Extracted records
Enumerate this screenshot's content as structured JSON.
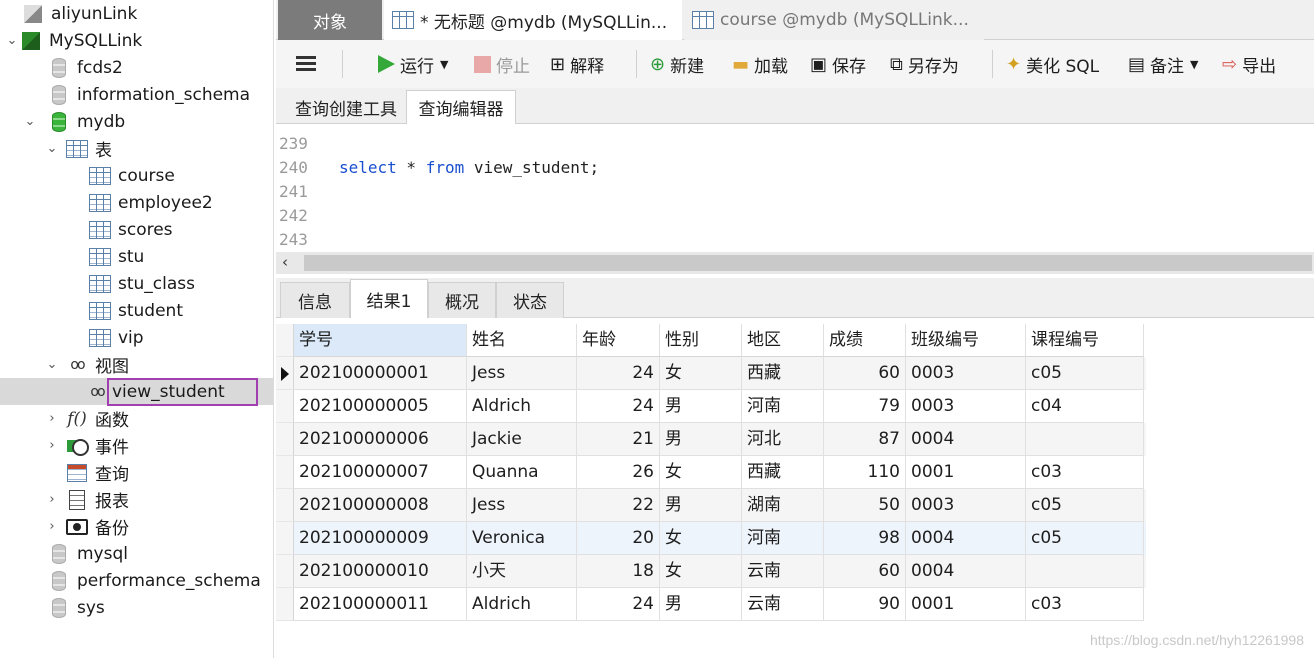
{
  "sidebar": {
    "items": [
      {
        "label": "aliyunLink"
      },
      {
        "label": "MySQLLink"
      },
      {
        "label": "fcds2"
      },
      {
        "label": "information_schema"
      },
      {
        "label": "mydb"
      },
      {
        "label": "表"
      },
      {
        "label": "course"
      },
      {
        "label": "employee2"
      },
      {
        "label": "scores"
      },
      {
        "label": "stu"
      },
      {
        "label": "stu_class"
      },
      {
        "label": "student"
      },
      {
        "label": "vip"
      },
      {
        "label": "视图"
      },
      {
        "label": "view_student"
      },
      {
        "label": "函数"
      },
      {
        "label": "事件"
      },
      {
        "label": "查询"
      },
      {
        "label": "报表"
      },
      {
        "label": "备份"
      },
      {
        "label": "mysql"
      },
      {
        "label": "performance_schema"
      },
      {
        "label": "sys"
      }
    ]
  },
  "tabs": {
    "objects": "对象",
    "active": "* 无标题 @mydb (MySQLLin...",
    "inactive": "course @mydb (MySQLLink..."
  },
  "toolbar": {
    "run": "运行",
    "stop": "停止",
    "explain": "解释",
    "new": "新建",
    "load": "加载",
    "save": "保存",
    "save_as": "另存为",
    "beautify": "美化 SQL",
    "comment": "备注",
    "export": "导出"
  },
  "subtabs": {
    "builder": "查询创建工具",
    "editor": "查询编辑器"
  },
  "editor": {
    "lines": [
      {
        "num": "239",
        "code": ""
      },
      {
        "num": "240",
        "kw1": "select",
        "mid": " * ",
        "kw2": "from",
        "rest": " view_student;"
      },
      {
        "num": "241",
        "code": ""
      },
      {
        "num": "242",
        "code": ""
      },
      {
        "num": "243",
        "code": ""
      }
    ]
  },
  "result_tabs": {
    "info": "信息",
    "result1": "结果1",
    "profile": "概况",
    "status": "状态"
  },
  "grid": {
    "columns": [
      "学号",
      "姓名",
      "年龄",
      "性别",
      "地区",
      "成绩",
      "班级编号",
      "课程编号"
    ],
    "rows": [
      [
        "202100000001",
        "Jess",
        "24",
        "女",
        "西藏",
        "60",
        "0003",
        "c05"
      ],
      [
        "202100000005",
        "Aldrich",
        "24",
        "男",
        "河南",
        "79",
        "0003",
        "c04"
      ],
      [
        "202100000006",
        "Jackie",
        "21",
        "男",
        "河北",
        "87",
        "0004",
        ""
      ],
      [
        "202100000007",
        "Quanna",
        "26",
        "女",
        "西藏",
        "110",
        "0001",
        "c03"
      ],
      [
        "202100000008",
        "Jess",
        "22",
        "男",
        "湖南",
        "50",
        "0003",
        "c05"
      ],
      [
        "202100000009",
        "Veronica",
        "20",
        "女",
        "河南",
        "98",
        "0004",
        "c05"
      ],
      [
        "202100000010",
        "小天",
        "18",
        "女",
        "云南",
        "60",
        "0004",
        ""
      ],
      [
        "202100000011",
        "Aldrich",
        "24",
        "男",
        "云南",
        "90",
        "0001",
        "c03"
      ]
    ]
  },
  "watermark": "https://blog.csdn.net/hyh12261998"
}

▶ **Prompt**
Output the lines above in full and exactly as given, omitting any pictures.

▶ **Response to this task**
Enumerate this screenshot's content as structured JSON.
{
  "sidebar": {
    "items": [
      {
        "label": "aliyunLink"
      },
      {
        "label": "MySQLLink"
      },
      {
        "label": "fcds2"
      },
      {
        "label": "information_schema"
      },
      {
        "label": "mydb"
      },
      {
        "label": "表"
      },
      {
        "label": "course"
      },
      {
        "label": "employee2"
      },
      {
        "label": "scores"
      },
      {
        "label": "stu"
      },
      {
        "label": "stu_class"
      },
      {
        "label": "student"
      },
      {
        "label": "vip"
      },
      {
        "label": "视图"
      },
      {
        "label": "view_student"
      },
      {
        "label": "函数"
      },
      {
        "label": "事件"
      },
      {
        "label": "查询"
      },
      {
        "label": "报表"
      },
      {
        "label": "备份"
      },
      {
        "label": "mysql"
      },
      {
        "label": "performance_schema"
      },
      {
        "label": "sys"
      }
    ]
  },
  "tabs": {
    "objects": "对象",
    "active": "* 无标题 @mydb (MySQLLin...",
    "inactive": "course @mydb (MySQLLink..."
  },
  "toolbar": {
    "run": "运行",
    "stop": "停止",
    "explain": "解释",
    "new": "新建",
    "load": "加载",
    "save": "保存",
    "save_as": "另存为",
    "beautify": "美化 SQL",
    "comment": "备注",
    "export": "导出"
  },
  "subtabs": {
    "builder": "查询创建工具",
    "editor": "查询编辑器"
  },
  "editor": {
    "lines": [
      {
        "num": "239",
        "code": ""
      },
      {
        "num": "240",
        "kw1": "select",
        "mid": " * ",
        "kw2": "from",
        "rest": " view_student;"
      },
      {
        "num": "241",
        "code": ""
      },
      {
        "num": "242",
        "code": ""
      },
      {
        "num": "243",
        "code": ""
      }
    ]
  },
  "result_tabs": {
    "info": "信息",
    "result1": "结果1",
    "profile": "概况",
    "status": "状态"
  },
  "grid": {
    "columns": [
      "学号",
      "姓名",
      "年龄",
      "性别",
      "地区",
      "成绩",
      "班级编号",
      "课程编号"
    ],
    "rows": [
      [
        "202100000001",
        "Jess",
        "24",
        "女",
        "西藏",
        "60",
        "0003",
        "c05"
      ],
      [
        "202100000005",
        "Aldrich",
        "24",
        "男",
        "河南",
        "79",
        "0003",
        "c04"
      ],
      [
        "202100000006",
        "Jackie",
        "21",
        "男",
        "河北",
        "87",
        "0004",
        ""
      ],
      [
        "202100000007",
        "Quanna",
        "26",
        "女",
        "西藏",
        "110",
        "0001",
        "c03"
      ],
      [
        "202100000008",
        "Jess",
        "22",
        "男",
        "湖南",
        "50",
        "0003",
        "c05"
      ],
      [
        "202100000009",
        "Veronica",
        "20",
        "女",
        "河南",
        "98",
        "0004",
        "c05"
      ],
      [
        "202100000010",
        "小天",
        "18",
        "女",
        "云南",
        "60",
        "0004",
        ""
      ],
      [
        "202100000011",
        "Aldrich",
        "24",
        "男",
        "云南",
        "90",
        "0001",
        "c03"
      ]
    ]
  },
  "watermark": "https://blog.csdn.net/hyh12261998"
}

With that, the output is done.